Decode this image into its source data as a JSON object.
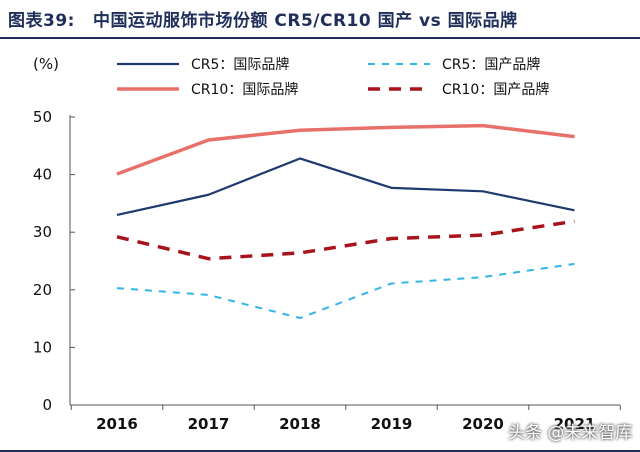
{
  "header": {
    "figure_label": "图表39:",
    "title": "中国运动服饰市场份额 CR5/CR10 国产 vs 国际品牌"
  },
  "watermark": "头条 @未来智库",
  "chart_data": {
    "type": "line",
    "title": "中国运动服饰市场份额 CR5/CR10 国产 vs 国际品牌",
    "ylabel": "(%)",
    "xlabel": "",
    "categories": [
      "2016",
      "2017",
      "2018",
      "2019",
      "2020",
      "2021"
    ],
    "ylim": [
      0,
      50
    ],
    "yticks": [
      0,
      10,
      20,
      30,
      40,
      50
    ],
    "legend_position": "top",
    "series": [
      {
        "name": "CR5：国际品牌",
        "color": "#1f3a6e",
        "style": "solid",
        "values": [
          33.0,
          36.5,
          42.8,
          37.7,
          37.1,
          33.8
        ]
      },
      {
        "name": "CR10：国际品牌",
        "color": "#e8706b",
        "style": "solid",
        "values": [
          40.1,
          46.0,
          47.7,
          48.2,
          48.5,
          46.6
        ]
      },
      {
        "name": "CR5：国产品牌",
        "color": "#33b5e5",
        "style": "dashed",
        "values": [
          20.3,
          19.1,
          15.1,
          21.1,
          22.2,
          24.5
        ]
      },
      {
        "name": "CR10：国产品牌",
        "color": "#a8141c",
        "style": "dashed-bold",
        "values": [
          29.2,
          25.4,
          26.4,
          28.9,
          29.5,
          31.9
        ]
      }
    ]
  }
}
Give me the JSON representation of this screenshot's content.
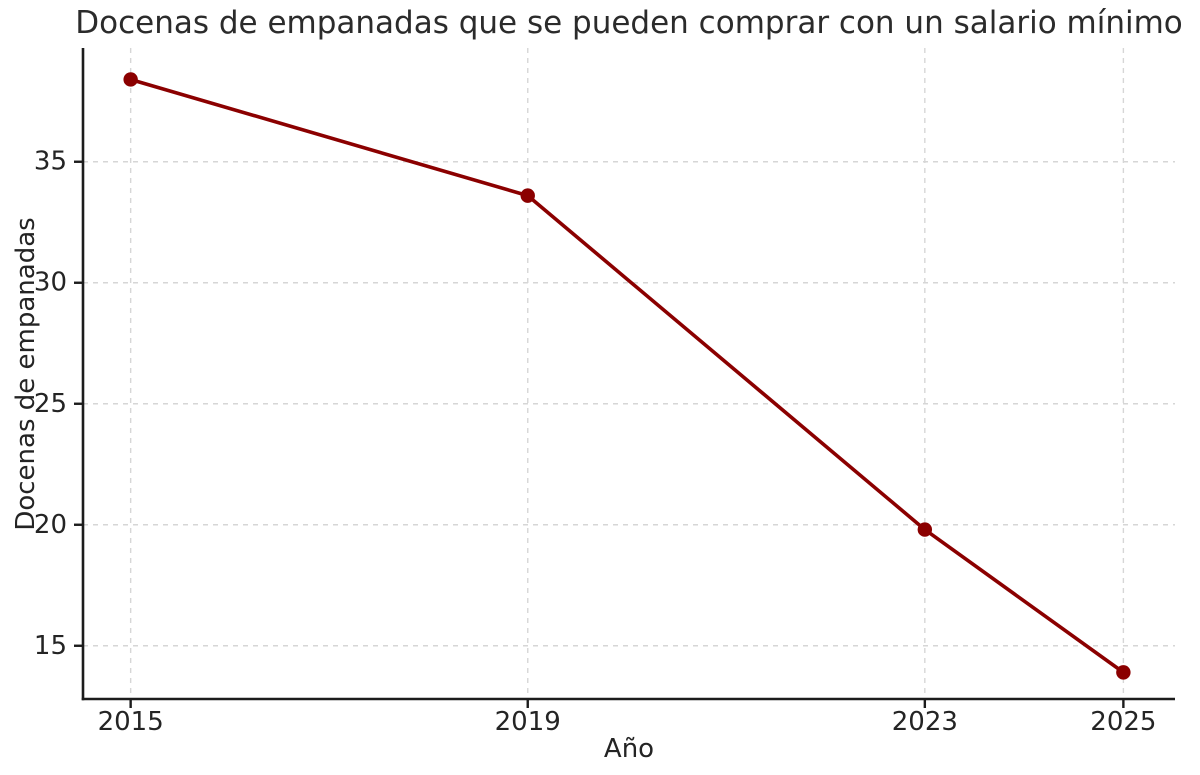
{
  "chart_data": {
    "type": "line",
    "title": "Docenas de empanadas que se pueden comprar con un salario mínimo",
    "xlabel": "Año",
    "ylabel": "Docenas de empanadas",
    "x": [
      2015,
      2019,
      2023,
      2025
    ],
    "y": [
      38.4,
      33.6,
      19.8,
      13.9
    ],
    "series_name": "Docenas de empanadas",
    "xticks": [
      2015,
      2019,
      2023,
      2025
    ],
    "yticks": [
      15,
      20,
      25,
      30,
      35
    ],
    "xlim": [
      2014.52,
      2025.52
    ],
    "ylim": [
      12.8,
      39.7
    ],
    "grid": true,
    "grid_style": "dashed",
    "legend": false,
    "colors": {
      "line": "#8B0000",
      "marker": "#8B0000",
      "grid": "#d6d6d6",
      "spine": "#1c1c1c",
      "text": "#242424",
      "background": "#ffffff"
    }
  }
}
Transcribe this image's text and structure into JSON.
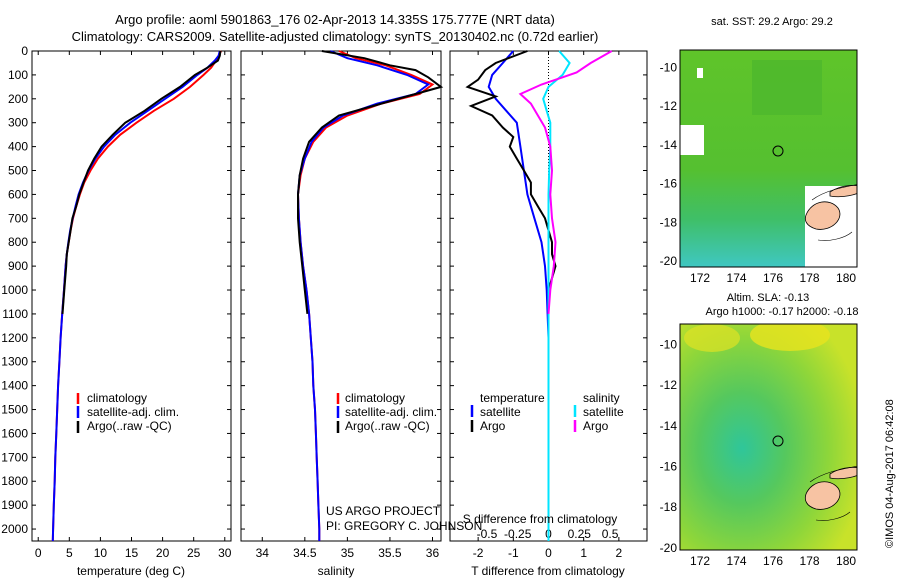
{
  "header": {
    "line1": "Argo profile: aoml 5901863_176 02-Apr-2013 14.335S 175.777E (NRT data)",
    "line2": "Climatology: CARS2009. Satellite-adjusted climatology: synTS_20130402.nc (0.72d earlier)"
  },
  "colors": {
    "climatology": "#ff0000",
    "satellite": "#0000ff",
    "argo": "#000000",
    "salinity_satellite": "#00e5ff",
    "salinity_argo": "#ff00ff"
  },
  "panels": {
    "temperature": {
      "xlabel": "temperature (deg C)"
    },
    "salinity": {
      "xlabel": "salinity"
    },
    "difference": {
      "xlabel_bottom": "T difference from climatology",
      "xlabel_top": "S difference from climatology"
    }
  },
  "legend_profiles": {
    "climatology": "climatology",
    "satellite": "satellite-adj. clim.",
    "argo": "Argo(..raw -QC)"
  },
  "legend_diff": {
    "temperature": "temperature",
    "salinity": "salinity",
    "satellite": "satellite",
    "argo": "Argo"
  },
  "credits": {
    "project": "US ARGO PROJECT",
    "pi": "PI: GREGORY C. JOHNSON"
  },
  "map_sst": {
    "title": "sat. SST: 29.2  Argo: 29.2"
  },
  "map_sla": {
    "title1": "Altim. SLA: -0.13",
    "title2": "Argo h1000: -0.17 h2000: -0.18"
  },
  "stamp": "©IMOS 04-Aug-2017 06:42:08",
  "chart_data": [
    {
      "type": "line",
      "panel": "temperature",
      "xlabel": "temperature (deg C)",
      "ylim": [
        0,
        2050
      ],
      "xlim": [
        -1,
        31
      ],
      "yticks": [
        0,
        100,
        200,
        300,
        400,
        500,
        600,
        700,
        800,
        900,
        1000,
        1100,
        1200,
        1300,
        1400,
        1500,
        1600,
        1700,
        1800,
        1900,
        2000
      ],
      "xticks": [
        0,
        5,
        10,
        15,
        20,
        25,
        30
      ],
      "series": [
        {
          "name": "climatology",
          "points": [
            [
              29.4,
              0
            ],
            [
              29,
              20
            ],
            [
              28.6,
              40
            ],
            [
              27.8,
              70
            ],
            [
              26.6,
              100
            ],
            [
              24.4,
              150
            ],
            [
              21.8,
              200
            ],
            [
              18.6,
              250
            ],
            [
              15.8,
              300
            ],
            [
              13.2,
              350
            ],
            [
              11.2,
              400
            ],
            [
              9.6,
              450
            ],
            [
              8.4,
              500
            ],
            [
              7.4,
              550
            ],
            [
              6.7,
              600
            ],
            [
              6.1,
              650
            ],
            [
              5.6,
              700
            ],
            [
              5.2,
              750
            ],
            [
              4.9,
              800
            ],
            [
              4.6,
              850
            ],
            [
              4.4,
              900
            ],
            [
              4.15,
              1000
            ],
            [
              3.85,
              1100
            ],
            [
              3.6,
              1200
            ],
            [
              3.4,
              1300
            ],
            [
              3.2,
              1400
            ],
            [
              3.05,
              1500
            ],
            [
              2.9,
              1600
            ],
            [
              2.75,
              1700
            ],
            [
              2.65,
              1800
            ],
            [
              2.5,
              1900
            ],
            [
              2.4,
              2000
            ],
            [
              2.35,
              2050
            ]
          ]
        },
        {
          "name": "satellite-adj. clim.",
          "points": [
            [
              29.2,
              0
            ],
            [
              29,
              20
            ],
            [
              28.4,
              40
            ],
            [
              27.2,
              70
            ],
            [
              25.6,
              100
            ],
            [
              23.2,
              150
            ],
            [
              20.4,
              200
            ],
            [
              17.6,
              250
            ],
            [
              14.8,
              300
            ],
            [
              12.4,
              350
            ],
            [
              10.6,
              400
            ],
            [
              9.2,
              450
            ],
            [
              8.1,
              500
            ],
            [
              7.2,
              550
            ],
            [
              6.5,
              600
            ],
            [
              6,
              650
            ],
            [
              5.55,
              700
            ],
            [
              5.15,
              750
            ],
            [
              4.85,
              800
            ],
            [
              4.6,
              850
            ],
            [
              4.4,
              900
            ],
            [
              4.15,
              1000
            ],
            [
              3.85,
              1100
            ],
            [
              3.6,
              1200
            ],
            [
              3.4,
              1300
            ],
            [
              3.2,
              1400
            ],
            [
              3.05,
              1500
            ],
            [
              2.9,
              1600
            ],
            [
              2.75,
              1700
            ],
            [
              2.65,
              1800
            ],
            [
              2.5,
              1900
            ],
            [
              2.4,
              2000
            ],
            [
              2.35,
              2050
            ]
          ]
        },
        {
          "name": "Argo(..raw -QC)",
          "points": [
            [
              29.3,
              0
            ],
            [
              29.2,
              20
            ],
            [
              28.9,
              40
            ],
            [
              27.2,
              70
            ],
            [
              25.2,
              100
            ],
            [
              22.8,
              150
            ],
            [
              19.8,
              200
            ],
            [
              17.1,
              250
            ],
            [
              14,
              300
            ],
            [
              12,
              350
            ],
            [
              10.2,
              400
            ],
            [
              9,
              450
            ],
            [
              8,
              500
            ],
            [
              7.3,
              550
            ],
            [
              6.6,
              600
            ],
            [
              6.1,
              650
            ],
            [
              5.5,
              700
            ],
            [
              5.2,
              750
            ],
            [
              4.9,
              800
            ],
            [
              4.6,
              850
            ],
            [
              4.5,
              900
            ],
            [
              4.2,
              1000
            ],
            [
              3.9,
              1100
            ]
          ]
        }
      ]
    },
    {
      "type": "line",
      "panel": "salinity",
      "xlabel": "salinity",
      "ylim": [
        0,
        2050
      ],
      "xlim": [
        33.75,
        36.1
      ],
      "xticks": [
        34,
        34.5,
        35,
        35.5,
        36
      ],
      "series": [
        {
          "name": "climatology",
          "points": [
            [
              34.9,
              0
            ],
            [
              35.1,
              30
            ],
            [
              35.45,
              60
            ],
            [
              35.75,
              100
            ],
            [
              36.0,
              140
            ],
            [
              35.85,
              180
            ],
            [
              35.4,
              220
            ],
            [
              35.0,
              270
            ],
            [
              34.75,
              320
            ],
            [
              34.6,
              380
            ],
            [
              34.5,
              450
            ],
            [
              34.45,
              520
            ],
            [
              34.42,
              600
            ],
            [
              34.43,
              700
            ],
            [
              34.45,
              800
            ],
            [
              34.48,
              900
            ],
            [
              34.52,
              1000
            ],
            [
              34.55,
              1100
            ],
            [
              34.57,
              1200
            ],
            [
              34.59,
              1300
            ],
            [
              34.6,
              1400
            ],
            [
              34.62,
              1500
            ],
            [
              34.63,
              1600
            ],
            [
              34.64,
              1700
            ],
            [
              34.65,
              1800
            ],
            [
              34.66,
              1900
            ],
            [
              34.67,
              2000
            ],
            [
              34.67,
              2050
            ]
          ]
        },
        {
          "name": "satellite-adj. clim.",
          "points": [
            [
              34.8,
              0
            ],
            [
              35.0,
              30
            ],
            [
              35.35,
              60
            ],
            [
              35.7,
              100
            ],
            [
              35.95,
              140
            ],
            [
              35.8,
              180
            ],
            [
              35.35,
              220
            ],
            [
              34.95,
              270
            ],
            [
              34.72,
              320
            ],
            [
              34.58,
              380
            ],
            [
              34.5,
              450
            ],
            [
              34.44,
              520
            ],
            [
              34.42,
              600
            ],
            [
              34.43,
              700
            ],
            [
              34.45,
              800
            ],
            [
              34.48,
              900
            ],
            [
              34.52,
              1000
            ],
            [
              34.55,
              1100
            ],
            [
              34.57,
              1200
            ],
            [
              34.59,
              1300
            ],
            [
              34.6,
              1400
            ],
            [
              34.62,
              1500
            ],
            [
              34.63,
              1600
            ],
            [
              34.64,
              1700
            ],
            [
              34.65,
              1800
            ],
            [
              34.66,
              1900
            ],
            [
              34.67,
              2000
            ],
            [
              34.67,
              2050
            ]
          ]
        },
        {
          "name": "Argo(..raw -QC)",
          "points": [
            [
              34.7,
              0
            ],
            [
              35.2,
              30
            ],
            [
              35.5,
              60
            ],
            [
              35.8,
              80
            ],
            [
              35.95,
              110
            ],
            [
              36.1,
              150
            ],
            [
              35.7,
              190
            ],
            [
              35.3,
              230
            ],
            [
              34.9,
              270
            ],
            [
              34.7,
              320
            ],
            [
              34.55,
              380
            ],
            [
              34.48,
              450
            ],
            [
              34.44,
              520
            ],
            [
              34.42,
              600
            ],
            [
              34.42,
              700
            ],
            [
              34.44,
              800
            ],
            [
              34.47,
              900
            ],
            [
              34.5,
              1000
            ],
            [
              34.53,
              1100
            ]
          ]
        }
      ]
    },
    {
      "type": "line",
      "panel": "difference",
      "xlabel": "T difference from climatology",
      "xlim": [
        -2.8,
        2.8
      ],
      "ylim": [
        0,
        2050
      ],
      "xticks": [
        -2,
        -1,
        0,
        1,
        2
      ],
      "top_ticks": [
        -0.5,
        -0.25,
        0,
        0.25,
        0.5
      ],
      "series": [
        {
          "name": "temperature satellite",
          "points": [
            [
              -1.0,
              0
            ],
            [
              -1.3,
              50
            ],
            [
              -1.6,
              100
            ],
            [
              -1.7,
              150
            ],
            [
              -1.5,
              200
            ],
            [
              -1.2,
              250
            ],
            [
              -0.9,
              300
            ],
            [
              -0.8,
              400
            ],
            [
              -0.7,
              500
            ],
            [
              -0.6,
              600
            ],
            [
              -0.4,
              700
            ],
            [
              -0.2,
              800
            ],
            [
              -0.1,
              900
            ],
            [
              -0.05,
              1000
            ],
            [
              0,
              1200
            ],
            [
              0,
              1500
            ],
            [
              0,
              1800
            ],
            [
              0,
              2050
            ]
          ]
        },
        {
          "name": "temperature Argo",
          "points": [
            [
              -0.6,
              0
            ],
            [
              -1.5,
              50
            ],
            [
              -1.8,
              80
            ],
            [
              -2.0,
              120
            ],
            [
              -2.3,
              150
            ],
            [
              -1.5,
              190
            ],
            [
              -2.2,
              230
            ],
            [
              -1.6,
              270
            ],
            [
              -1.3,
              320
            ],
            [
              -1.0,
              360
            ],
            [
              -1.1,
              400
            ],
            [
              -0.9,
              450
            ],
            [
              -0.7,
              500
            ],
            [
              -0.5,
              550
            ],
            [
              -0.5,
              600
            ],
            [
              -0.3,
              650
            ],
            [
              -0.1,
              700
            ],
            [
              0,
              750
            ],
            [
              0.1,
              800
            ],
            [
              0.1,
              850
            ],
            [
              0.2,
              900
            ],
            [
              0.1,
              950
            ],
            [
              0,
              1000
            ],
            [
              0,
              1100
            ]
          ]
        },
        {
          "name": "salinity satellite",
          "points": [
            [
              0.3,
              0
            ],
            [
              0.6,
              50
            ],
            [
              0.4,
              100
            ],
            [
              0.0,
              150
            ],
            [
              -0.15,
              200
            ],
            [
              -0.05,
              250
            ],
            [
              0.05,
              300
            ],
            [
              0.05,
              400
            ],
            [
              0.02,
              500
            ],
            [
              0,
              600
            ],
            [
              0,
              800
            ],
            [
              0,
              1000
            ],
            [
              0,
              1500
            ],
            [
              0,
              2050
            ]
          ]
        },
        {
          "name": "salinity Argo",
          "points": [
            [
              1.8,
              0
            ],
            [
              1.2,
              50
            ],
            [
              0.8,
              90
            ],
            [
              0.4,
              110
            ],
            [
              -0.2,
              140
            ],
            [
              -0.8,
              180
            ],
            [
              -0.5,
              220
            ],
            [
              -0.3,
              270
            ],
            [
              -0.1,
              320
            ],
            [
              0.05,
              400
            ],
            [
              0.1,
              500
            ],
            [
              0.05,
              600
            ],
            [
              0.1,
              700
            ],
            [
              0.2,
              800
            ],
            [
              0.15,
              900
            ],
            [
              0.05,
              1000
            ],
            [
              0,
              1100
            ]
          ]
        }
      ]
    }
  ],
  "maps": {
    "sst": {
      "lon_ticks": [
        172,
        174,
        176,
        178,
        180
      ],
      "lat_ticks": [
        -10,
        -12,
        -14,
        -16,
        -18,
        -20
      ],
      "float": [
        175.777,
        -14.335
      ]
    },
    "sla": {
      "lon_ticks": [
        172,
        174,
        176,
        178,
        180
      ],
      "lat_ticks": [
        -10,
        -12,
        -14,
        -16,
        -18,
        -20
      ],
      "float": [
        175.777,
        -14.335
      ]
    }
  }
}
━━━━━━━━━━━━━━━━━━━━
| EXERCISE PROMPT |
Each line above that includes "dashed" should be shown.

| ANSWER TO THIS EXERCISE |
        "style": "dashed",
        "style": "dashed-bold",
    "grid_style": "dashed",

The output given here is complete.